# START OF Given data

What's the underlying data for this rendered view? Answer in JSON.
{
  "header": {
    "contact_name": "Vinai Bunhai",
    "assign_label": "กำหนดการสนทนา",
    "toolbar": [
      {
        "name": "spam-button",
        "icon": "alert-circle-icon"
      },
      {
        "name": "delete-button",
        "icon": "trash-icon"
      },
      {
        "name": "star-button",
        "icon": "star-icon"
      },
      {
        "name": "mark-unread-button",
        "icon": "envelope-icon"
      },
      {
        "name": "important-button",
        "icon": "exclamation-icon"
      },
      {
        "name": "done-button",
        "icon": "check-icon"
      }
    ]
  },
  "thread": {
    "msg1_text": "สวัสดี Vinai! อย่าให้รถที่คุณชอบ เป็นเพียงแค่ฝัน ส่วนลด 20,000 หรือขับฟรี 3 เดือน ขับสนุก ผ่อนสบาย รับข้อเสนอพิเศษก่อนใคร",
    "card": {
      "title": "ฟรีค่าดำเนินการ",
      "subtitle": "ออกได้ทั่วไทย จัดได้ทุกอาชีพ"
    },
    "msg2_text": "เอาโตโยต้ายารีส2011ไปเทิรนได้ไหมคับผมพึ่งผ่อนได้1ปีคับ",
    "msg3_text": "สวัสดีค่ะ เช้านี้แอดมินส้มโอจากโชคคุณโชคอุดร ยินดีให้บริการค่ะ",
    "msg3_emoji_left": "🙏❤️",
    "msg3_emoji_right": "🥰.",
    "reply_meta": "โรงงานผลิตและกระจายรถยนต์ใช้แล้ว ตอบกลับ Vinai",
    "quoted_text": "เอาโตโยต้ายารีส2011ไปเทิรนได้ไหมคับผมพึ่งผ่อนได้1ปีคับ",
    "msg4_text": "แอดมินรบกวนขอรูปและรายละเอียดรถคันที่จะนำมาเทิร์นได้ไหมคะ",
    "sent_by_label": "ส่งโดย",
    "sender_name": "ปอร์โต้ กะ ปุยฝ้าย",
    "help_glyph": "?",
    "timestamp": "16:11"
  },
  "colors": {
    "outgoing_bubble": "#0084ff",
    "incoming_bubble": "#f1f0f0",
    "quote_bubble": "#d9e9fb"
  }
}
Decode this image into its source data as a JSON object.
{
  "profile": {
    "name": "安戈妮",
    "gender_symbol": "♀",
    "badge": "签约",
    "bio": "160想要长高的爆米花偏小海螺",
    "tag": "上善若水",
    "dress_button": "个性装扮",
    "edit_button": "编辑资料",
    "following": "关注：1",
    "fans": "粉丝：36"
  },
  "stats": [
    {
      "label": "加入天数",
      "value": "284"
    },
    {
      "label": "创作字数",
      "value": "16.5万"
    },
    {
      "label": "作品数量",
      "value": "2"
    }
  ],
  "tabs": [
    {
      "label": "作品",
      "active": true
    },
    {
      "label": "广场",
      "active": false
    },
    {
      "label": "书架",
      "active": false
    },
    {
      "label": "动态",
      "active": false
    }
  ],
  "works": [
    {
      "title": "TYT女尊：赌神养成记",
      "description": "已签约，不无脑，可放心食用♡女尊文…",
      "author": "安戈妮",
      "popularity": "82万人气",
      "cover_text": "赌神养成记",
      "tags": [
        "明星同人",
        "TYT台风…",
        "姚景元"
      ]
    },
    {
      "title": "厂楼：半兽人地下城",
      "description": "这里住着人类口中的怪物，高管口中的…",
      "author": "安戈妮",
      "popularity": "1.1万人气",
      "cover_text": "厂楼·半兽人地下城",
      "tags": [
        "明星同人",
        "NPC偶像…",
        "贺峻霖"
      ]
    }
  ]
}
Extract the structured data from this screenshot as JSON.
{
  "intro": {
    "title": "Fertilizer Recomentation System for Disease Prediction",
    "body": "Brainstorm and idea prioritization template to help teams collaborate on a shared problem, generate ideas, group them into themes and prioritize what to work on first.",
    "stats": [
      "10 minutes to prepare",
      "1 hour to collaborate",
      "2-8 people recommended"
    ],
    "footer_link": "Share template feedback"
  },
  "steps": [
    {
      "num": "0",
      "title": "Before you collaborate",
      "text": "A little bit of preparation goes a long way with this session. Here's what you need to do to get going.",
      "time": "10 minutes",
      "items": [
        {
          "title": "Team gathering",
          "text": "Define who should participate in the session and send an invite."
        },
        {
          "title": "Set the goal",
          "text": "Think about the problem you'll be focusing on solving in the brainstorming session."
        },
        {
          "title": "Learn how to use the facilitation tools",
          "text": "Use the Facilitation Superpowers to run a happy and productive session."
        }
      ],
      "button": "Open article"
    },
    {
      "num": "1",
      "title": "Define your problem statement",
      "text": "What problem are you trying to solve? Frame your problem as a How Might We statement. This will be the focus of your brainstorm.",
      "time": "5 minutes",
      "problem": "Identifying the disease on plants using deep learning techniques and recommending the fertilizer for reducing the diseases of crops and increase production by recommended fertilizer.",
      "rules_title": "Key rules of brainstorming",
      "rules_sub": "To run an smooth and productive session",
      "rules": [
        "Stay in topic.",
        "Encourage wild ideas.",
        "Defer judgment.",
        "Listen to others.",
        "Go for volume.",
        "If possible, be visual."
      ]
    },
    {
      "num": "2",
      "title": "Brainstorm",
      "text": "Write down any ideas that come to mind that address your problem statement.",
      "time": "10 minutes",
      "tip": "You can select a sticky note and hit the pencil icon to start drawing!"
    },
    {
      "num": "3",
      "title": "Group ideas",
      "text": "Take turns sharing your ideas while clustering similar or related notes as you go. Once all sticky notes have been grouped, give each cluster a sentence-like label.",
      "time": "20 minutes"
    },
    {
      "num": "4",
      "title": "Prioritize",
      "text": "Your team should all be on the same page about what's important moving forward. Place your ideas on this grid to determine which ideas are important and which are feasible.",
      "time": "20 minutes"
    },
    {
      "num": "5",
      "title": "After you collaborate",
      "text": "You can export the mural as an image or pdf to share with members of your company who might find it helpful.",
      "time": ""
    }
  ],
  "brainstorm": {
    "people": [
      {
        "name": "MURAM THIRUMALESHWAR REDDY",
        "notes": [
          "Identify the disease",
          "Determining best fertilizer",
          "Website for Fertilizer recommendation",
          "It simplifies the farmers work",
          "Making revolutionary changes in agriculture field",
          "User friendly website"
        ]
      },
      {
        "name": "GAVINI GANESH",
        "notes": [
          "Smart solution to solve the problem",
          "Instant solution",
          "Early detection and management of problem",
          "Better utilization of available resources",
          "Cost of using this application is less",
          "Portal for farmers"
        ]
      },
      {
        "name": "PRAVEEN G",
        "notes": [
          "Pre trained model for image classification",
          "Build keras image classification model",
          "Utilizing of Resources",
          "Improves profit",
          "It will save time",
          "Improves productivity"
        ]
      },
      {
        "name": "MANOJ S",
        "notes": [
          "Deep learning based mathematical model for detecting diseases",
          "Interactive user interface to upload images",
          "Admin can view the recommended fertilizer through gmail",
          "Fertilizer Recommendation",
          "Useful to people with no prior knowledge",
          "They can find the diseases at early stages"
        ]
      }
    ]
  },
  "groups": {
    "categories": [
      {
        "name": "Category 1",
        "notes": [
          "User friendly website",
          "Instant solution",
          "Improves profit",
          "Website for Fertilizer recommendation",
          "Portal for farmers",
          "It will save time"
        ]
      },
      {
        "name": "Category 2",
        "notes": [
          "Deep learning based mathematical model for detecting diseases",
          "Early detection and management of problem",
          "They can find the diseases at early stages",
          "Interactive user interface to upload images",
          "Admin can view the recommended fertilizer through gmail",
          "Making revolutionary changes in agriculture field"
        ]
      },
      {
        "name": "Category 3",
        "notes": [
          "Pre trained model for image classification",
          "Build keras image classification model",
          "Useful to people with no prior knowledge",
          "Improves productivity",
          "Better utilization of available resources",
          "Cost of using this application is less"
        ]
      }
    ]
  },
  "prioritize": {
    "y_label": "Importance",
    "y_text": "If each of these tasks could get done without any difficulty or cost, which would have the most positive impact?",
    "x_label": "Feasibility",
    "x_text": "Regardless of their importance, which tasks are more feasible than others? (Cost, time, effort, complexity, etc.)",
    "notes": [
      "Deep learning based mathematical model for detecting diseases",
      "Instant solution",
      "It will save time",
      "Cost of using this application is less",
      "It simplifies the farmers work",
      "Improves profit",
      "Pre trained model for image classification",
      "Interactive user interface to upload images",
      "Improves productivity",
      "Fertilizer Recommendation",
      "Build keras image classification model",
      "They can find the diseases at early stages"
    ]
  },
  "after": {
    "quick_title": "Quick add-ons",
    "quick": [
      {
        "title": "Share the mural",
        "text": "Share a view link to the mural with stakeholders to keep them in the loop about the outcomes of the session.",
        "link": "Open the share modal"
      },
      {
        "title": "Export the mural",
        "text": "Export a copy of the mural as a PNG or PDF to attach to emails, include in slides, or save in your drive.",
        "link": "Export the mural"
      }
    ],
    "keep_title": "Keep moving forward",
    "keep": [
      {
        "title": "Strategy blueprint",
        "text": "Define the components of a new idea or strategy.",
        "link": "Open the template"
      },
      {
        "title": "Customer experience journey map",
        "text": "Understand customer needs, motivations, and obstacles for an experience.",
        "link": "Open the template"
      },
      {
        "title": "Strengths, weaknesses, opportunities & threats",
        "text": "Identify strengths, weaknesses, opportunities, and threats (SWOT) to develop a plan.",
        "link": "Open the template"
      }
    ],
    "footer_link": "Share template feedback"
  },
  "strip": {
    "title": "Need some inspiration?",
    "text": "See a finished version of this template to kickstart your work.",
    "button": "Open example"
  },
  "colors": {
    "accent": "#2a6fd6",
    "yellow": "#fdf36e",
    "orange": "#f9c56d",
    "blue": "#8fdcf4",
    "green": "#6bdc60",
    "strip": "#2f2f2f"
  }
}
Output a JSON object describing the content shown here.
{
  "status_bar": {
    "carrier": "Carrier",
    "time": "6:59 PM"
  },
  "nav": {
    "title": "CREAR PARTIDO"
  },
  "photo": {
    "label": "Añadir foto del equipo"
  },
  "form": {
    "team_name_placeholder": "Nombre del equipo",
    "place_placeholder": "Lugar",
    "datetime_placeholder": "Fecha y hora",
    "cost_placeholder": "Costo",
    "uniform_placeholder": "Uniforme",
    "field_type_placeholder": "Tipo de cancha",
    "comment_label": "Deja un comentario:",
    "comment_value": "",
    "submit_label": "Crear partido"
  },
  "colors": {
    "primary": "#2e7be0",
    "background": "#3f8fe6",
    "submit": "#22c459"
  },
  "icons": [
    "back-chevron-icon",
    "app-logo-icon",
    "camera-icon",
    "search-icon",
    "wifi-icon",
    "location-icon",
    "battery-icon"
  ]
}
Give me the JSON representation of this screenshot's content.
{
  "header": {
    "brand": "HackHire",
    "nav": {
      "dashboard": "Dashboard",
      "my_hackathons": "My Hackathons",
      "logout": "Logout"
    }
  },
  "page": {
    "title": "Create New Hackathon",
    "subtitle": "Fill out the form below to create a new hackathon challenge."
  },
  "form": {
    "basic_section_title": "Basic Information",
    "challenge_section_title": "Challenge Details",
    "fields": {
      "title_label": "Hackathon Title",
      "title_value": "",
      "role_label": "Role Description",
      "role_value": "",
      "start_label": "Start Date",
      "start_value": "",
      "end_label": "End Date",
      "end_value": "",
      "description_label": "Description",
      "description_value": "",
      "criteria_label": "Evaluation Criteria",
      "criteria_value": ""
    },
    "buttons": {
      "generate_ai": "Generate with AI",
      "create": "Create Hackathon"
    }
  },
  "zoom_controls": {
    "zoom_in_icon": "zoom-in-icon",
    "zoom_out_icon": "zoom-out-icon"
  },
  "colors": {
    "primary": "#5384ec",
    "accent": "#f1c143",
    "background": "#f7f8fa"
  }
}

# END OF Given data

Exercise aim -
Note how many lines in the material hold the word "will", and give that number with nothing added.

Solution -
4